- EXCERPT TO READ -
▼
I have a feeling this may have been asked before but I can’t seem to find an answer online. The general question is: how can I compute the gradient of a function where the function depends on the solution of a PDE and the derivatives are taken wrt to the shape of the boundaries of the PDE? The problem, as far as I can tell, is that mesh objects are not differentiable, so I can’t use automatic differentiation to just magic my way through this. And the naive solution I came up with seems like overkill. So I was hoping that maybe someone here could educate me
For concreteness, imagine I wanted to optimize the shape of an object that was falling through a tube of water. For any particular object boundary \vec{\partial\Omega}(\{a_\alpha\}), where \{a_\alpha\} is a set of parameters that define the shape, I should be able to: (1) generate a suitable mesh of the 3D solution volume (still not totally sure how one does this, but let’s avoid the tangent); (2) specify that the velocity evaluated on the surface of the object is a constant vector \vec{v}(\vec{x_i})=\vec{v_o} where \vec{x_i}\, \epsilon\,\vec{\partial\Omega} are the vertices of the surface mesh or something similar; (3) similarly specify that the velocity at the tube walls is exactly zero; (4) solve the hydrodynamics problem using your favorite solver; and (5) finally compute the drag force on the object (the square of which, say, is our objective function).
Naively, I should be able to leave the mesh as is and directly differentiate my PDE wrt to my shape parameters and solve for \partial \vec{v}(\vec{x}, a_\alpha)/\partial a_\alpha by running my PDE solver over and over again for every shape variable. Thus computing the derivatives of the shear stresses and so on. Again, for concreteness, this would mean solving \partial \vec{v}(\vec{x}, a)/\partial a\cdot\nabla\vec{v}(\vec{x})+\vec{v}(\vec{x})\cdot\nabla\partial\vec{v}(\vec{x}, a)/\partial a - \nu\nabla^2\partial \vec{v}(\vec{x}, a)/\partial a=-\frac{1}{\rho}\nabla\partial p(\vec{x}, a)/\partial a
with boundary condition \partial \vec{x_i}/\partial a\cdot \nabla \vec{v}(\vec{x_i}) + \partial \vec{v}(\vec{x_i}, a)/\partial a=0
over and over again for every shape parameter using the \nabla\vec{v}(\vec{x}) and \vec{v}(\vec{x}) obtained from the initial solution.
Mercifully at least these PDEs are all linear. But there could be dozens or hundreds of them (squared and no longer linear if you wanted Hessians). And if I wanted to use this procedure to optimize the shape parameters I would then also have to automate and wrap the meshing operation inside of a function that computed the final objective function and gradients (which also assumes that discrete changes in the mesh from one step to the next don’t introduce non-differentiable noise into the gradient). So, first, is this correct/feasible and, second, is there no better way to do this?
▲
- EXTRACTED ENTRIES -
▼
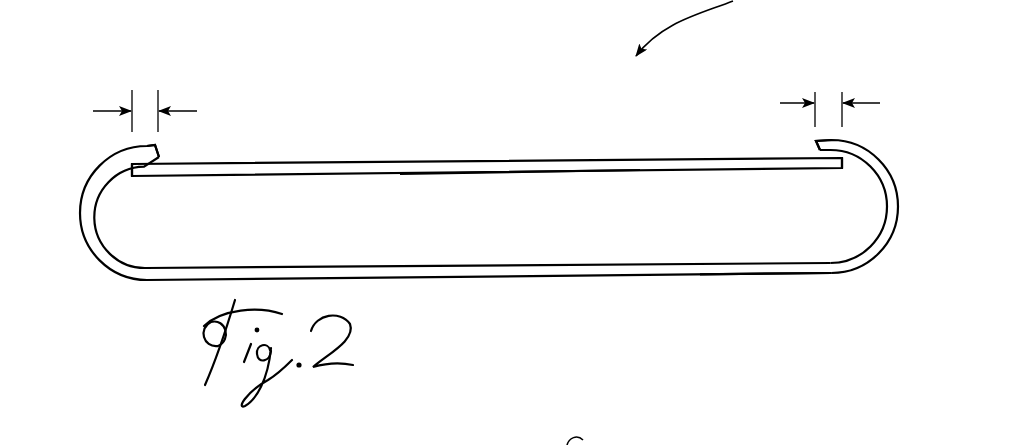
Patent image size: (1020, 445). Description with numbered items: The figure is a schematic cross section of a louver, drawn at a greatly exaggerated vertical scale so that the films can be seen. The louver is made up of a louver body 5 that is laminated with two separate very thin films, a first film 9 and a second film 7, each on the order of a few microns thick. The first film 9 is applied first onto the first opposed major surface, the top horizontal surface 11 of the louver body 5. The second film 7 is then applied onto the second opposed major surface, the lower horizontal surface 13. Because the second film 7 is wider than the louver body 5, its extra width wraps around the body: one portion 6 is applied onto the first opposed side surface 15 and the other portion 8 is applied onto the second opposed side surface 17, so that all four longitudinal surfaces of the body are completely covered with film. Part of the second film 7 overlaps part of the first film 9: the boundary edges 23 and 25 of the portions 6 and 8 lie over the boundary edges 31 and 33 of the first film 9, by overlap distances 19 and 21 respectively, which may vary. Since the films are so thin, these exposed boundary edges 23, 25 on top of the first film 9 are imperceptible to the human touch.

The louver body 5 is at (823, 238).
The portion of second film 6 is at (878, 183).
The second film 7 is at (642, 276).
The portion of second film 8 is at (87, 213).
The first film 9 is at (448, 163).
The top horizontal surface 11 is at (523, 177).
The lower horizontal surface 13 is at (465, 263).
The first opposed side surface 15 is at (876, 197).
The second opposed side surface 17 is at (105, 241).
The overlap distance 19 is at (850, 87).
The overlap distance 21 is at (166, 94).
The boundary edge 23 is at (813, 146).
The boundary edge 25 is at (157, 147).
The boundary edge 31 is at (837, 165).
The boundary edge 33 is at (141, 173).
▲
▼
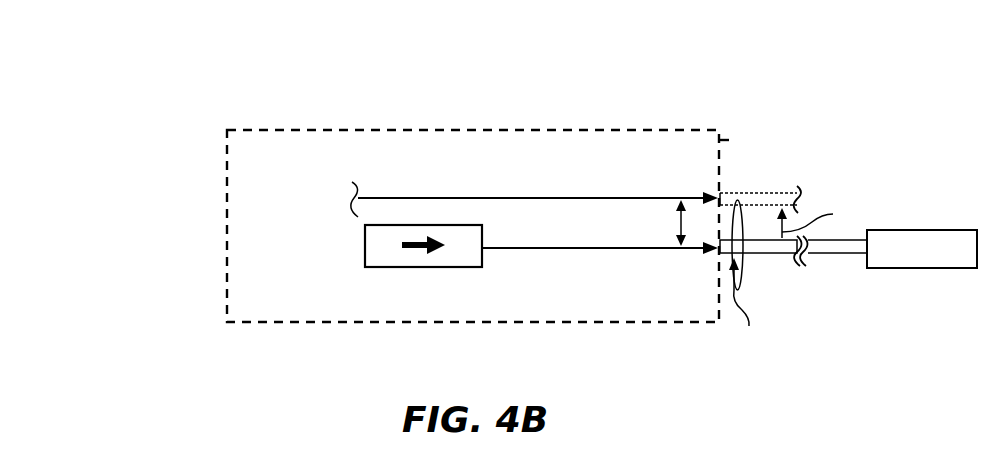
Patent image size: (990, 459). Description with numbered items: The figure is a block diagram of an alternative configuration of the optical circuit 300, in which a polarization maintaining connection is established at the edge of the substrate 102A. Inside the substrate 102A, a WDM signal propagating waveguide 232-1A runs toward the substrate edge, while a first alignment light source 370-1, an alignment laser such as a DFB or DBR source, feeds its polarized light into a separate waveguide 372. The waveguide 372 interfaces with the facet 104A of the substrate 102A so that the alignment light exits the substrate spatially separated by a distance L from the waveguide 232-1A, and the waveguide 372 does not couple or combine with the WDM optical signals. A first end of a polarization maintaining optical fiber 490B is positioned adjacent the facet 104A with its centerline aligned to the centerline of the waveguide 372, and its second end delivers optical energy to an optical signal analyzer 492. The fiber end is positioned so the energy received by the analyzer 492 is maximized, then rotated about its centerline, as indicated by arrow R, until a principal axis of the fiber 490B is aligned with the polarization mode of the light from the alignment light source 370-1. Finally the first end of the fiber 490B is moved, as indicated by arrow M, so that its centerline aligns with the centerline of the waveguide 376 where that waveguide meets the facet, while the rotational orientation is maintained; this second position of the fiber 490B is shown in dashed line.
▲
▼
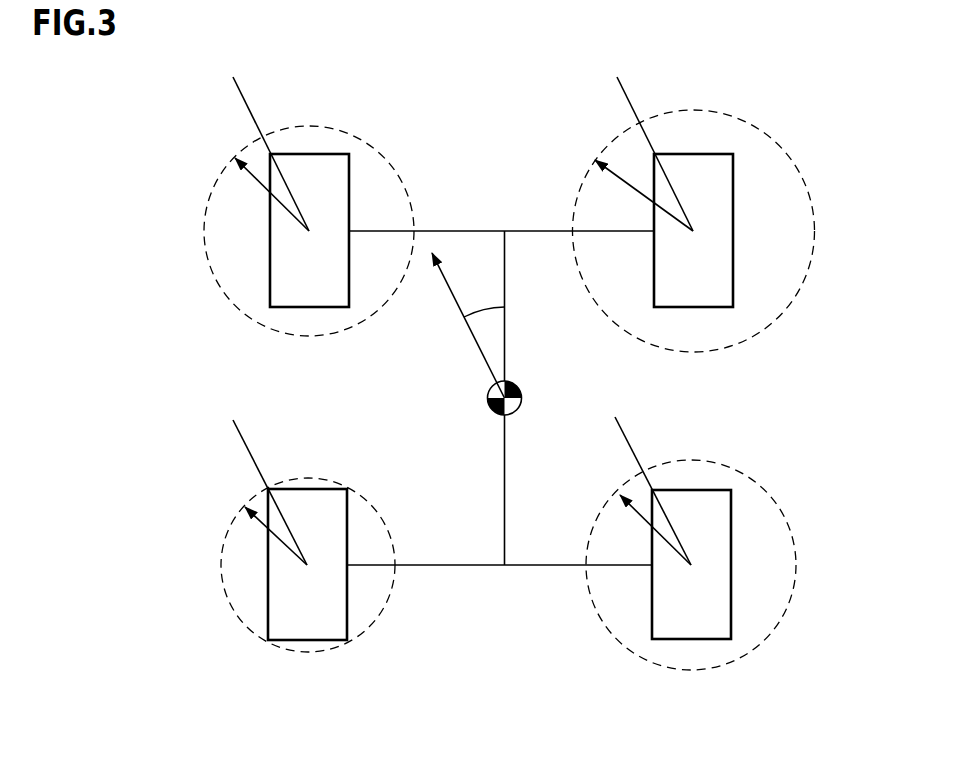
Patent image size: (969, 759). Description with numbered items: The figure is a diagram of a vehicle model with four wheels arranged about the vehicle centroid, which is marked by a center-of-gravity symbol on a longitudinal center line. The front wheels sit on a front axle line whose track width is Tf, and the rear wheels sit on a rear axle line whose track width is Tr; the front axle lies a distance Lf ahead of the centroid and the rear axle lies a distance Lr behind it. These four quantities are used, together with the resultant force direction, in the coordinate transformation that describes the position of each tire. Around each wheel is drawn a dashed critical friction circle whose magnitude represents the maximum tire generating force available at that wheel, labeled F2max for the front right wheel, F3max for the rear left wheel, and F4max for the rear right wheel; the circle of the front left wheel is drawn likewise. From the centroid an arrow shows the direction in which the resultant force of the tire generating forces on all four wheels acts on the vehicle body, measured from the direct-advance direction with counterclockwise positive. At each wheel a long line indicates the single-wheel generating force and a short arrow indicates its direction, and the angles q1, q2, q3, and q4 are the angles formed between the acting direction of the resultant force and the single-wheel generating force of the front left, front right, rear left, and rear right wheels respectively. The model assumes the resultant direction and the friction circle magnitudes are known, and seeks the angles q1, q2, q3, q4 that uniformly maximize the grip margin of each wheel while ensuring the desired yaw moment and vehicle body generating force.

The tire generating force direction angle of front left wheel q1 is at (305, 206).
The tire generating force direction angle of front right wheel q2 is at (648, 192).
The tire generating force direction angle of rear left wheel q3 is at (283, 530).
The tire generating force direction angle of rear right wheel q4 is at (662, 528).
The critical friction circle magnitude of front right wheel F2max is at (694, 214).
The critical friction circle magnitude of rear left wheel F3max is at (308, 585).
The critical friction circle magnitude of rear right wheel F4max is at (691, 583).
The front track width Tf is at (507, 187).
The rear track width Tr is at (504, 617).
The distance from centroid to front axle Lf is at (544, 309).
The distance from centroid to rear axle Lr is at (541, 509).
▲
- TO-DO LIST -
1) Reproduce the shape-optimization post from "Mercifully at least" up to and including "to do this?".
2) In the shape-optimization post, what velocity is specified at the tube walls?

- RESPONSE LIST -
1)
Mercifully at least these PDEs are all linear. But there could be dozens or hundreds of them (squared and no longer linear if you wanted Hessians). And if I wanted to use this procedure to optimize the shape parameters I would then also have to automate and wrap the meshing operation inside of a function that computed the final objective function and gradients (which also assumes that discrete changes in the mesh from one step to the next don’t introduce non-differentiable noise into the gradient). So, first, is this correct/feasible and, second, is there no better way to do this?

2) The velocity at the tube walls is exactly zero.